SHORT PROBLEM:
Output the data below in full, character for character.

* BEGIN DATASET ROWS *

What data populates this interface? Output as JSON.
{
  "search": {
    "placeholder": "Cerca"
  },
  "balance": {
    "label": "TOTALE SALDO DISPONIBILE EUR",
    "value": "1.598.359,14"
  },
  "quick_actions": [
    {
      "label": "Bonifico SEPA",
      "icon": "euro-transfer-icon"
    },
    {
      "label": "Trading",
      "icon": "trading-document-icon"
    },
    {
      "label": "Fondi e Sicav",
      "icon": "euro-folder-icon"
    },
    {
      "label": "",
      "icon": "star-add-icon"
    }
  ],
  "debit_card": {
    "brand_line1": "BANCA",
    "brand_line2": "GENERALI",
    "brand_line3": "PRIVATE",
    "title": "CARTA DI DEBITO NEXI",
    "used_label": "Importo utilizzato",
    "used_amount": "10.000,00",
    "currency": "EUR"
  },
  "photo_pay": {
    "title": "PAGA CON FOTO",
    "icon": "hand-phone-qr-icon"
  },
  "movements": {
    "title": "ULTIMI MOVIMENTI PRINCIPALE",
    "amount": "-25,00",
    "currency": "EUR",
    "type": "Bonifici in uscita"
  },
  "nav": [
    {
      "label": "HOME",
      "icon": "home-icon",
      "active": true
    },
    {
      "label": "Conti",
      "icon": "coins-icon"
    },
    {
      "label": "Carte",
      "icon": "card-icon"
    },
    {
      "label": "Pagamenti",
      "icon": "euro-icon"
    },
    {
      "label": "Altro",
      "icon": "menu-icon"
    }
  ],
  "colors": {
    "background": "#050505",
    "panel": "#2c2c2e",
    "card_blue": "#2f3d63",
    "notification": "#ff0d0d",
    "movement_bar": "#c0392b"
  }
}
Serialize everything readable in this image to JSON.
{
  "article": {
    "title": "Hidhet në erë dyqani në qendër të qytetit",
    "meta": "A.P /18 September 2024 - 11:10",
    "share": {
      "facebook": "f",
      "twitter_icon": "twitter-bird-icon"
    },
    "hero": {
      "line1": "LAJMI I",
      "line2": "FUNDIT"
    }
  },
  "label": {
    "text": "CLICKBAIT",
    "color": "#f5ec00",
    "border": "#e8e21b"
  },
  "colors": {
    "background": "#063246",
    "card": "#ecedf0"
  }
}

* END DATASET ROWS *

WORKED ANSWER:
What data populates this interface? Output as JSON.
{
  "search": {
    "placeholder": "Cerca"
  },
  "balance": {
    "label": "TOTALE SALDO DISPONIBILE EUR",
    "value": "1.598.359,14"
  },
  "quick_actions": [
    {
      "label": "Bonifico SEPA",
      "icon": "euro-transfer-icon"
    },
    {
      "label": "Trading",
      "icon": "trading-document-icon"
    },
    {
      "label": "Fondi e Sicav",
      "icon": "euro-folder-icon"
    },
    {
      "label": "",
      "icon": "star-add-icon"
    }
  ],
  "debit_card": {
    "brand_line1": "BANCA",
    "brand_line2": "GENERALI",
    "brand_line3": "PRIVATE",
    "title": "CARTA DI DEBITO NEXI",
    "used_label": "Importo utilizzato",
    "used_amount": "10.000,00",
    "currency": "EUR"
  },
  "photo_pay": {
    "title": "PAGA CON FOTO",
    "icon": "hand-phone-qr-icon"
  },
  "movements": {
    "title": "ULTIMI MOVIMENTI PRINCIPALE",
    "amount": "-25,00",
    "currency": "EUR",
    "type": "Bonifici in uscita"
  },
  "nav": [
    {
      "label": "HOME",
      "icon": "home-icon",
      "active": true
    },
    {
      "label": "Conti",
      "icon": "coins-icon"
    },
    {
      "label": "Carte",
      "icon": "card-icon"
    },
    {
      "label": "Pagamenti",
      "icon": "euro-icon"
    },
    {
      "label": "Altro",
      "icon": "menu-icon"
    }
  ],
  "colors": {
    "background": "#050505",
    "panel": "#2c2c2e",
    "card_blue": "#2f3d63",
    "notification": "#ff0d0d",
    "movement_bar": "#c0392b"
  }
}
Serialize everything readable in this image to JSON.
{
  "article": {
    "title": "Hidhet në erë dyqani në qendër të qytetit",
    "meta": "A.P /18 September 2024 - 11:10",
    "share": {
      "facebook": "f",
      "twitter_icon": "twitter-bird-icon"
    },
    "hero": {
      "line1": "LAJMI I",
      "line2": "FUNDIT"
    }
  },
  "label": {
    "text": "CLICKBAIT",
    "color": "#f5ec00",
    "border": "#e8e21b"
  },
  "colors": {
    "background": "#063246",
    "card": "#ecedf0"
  }
}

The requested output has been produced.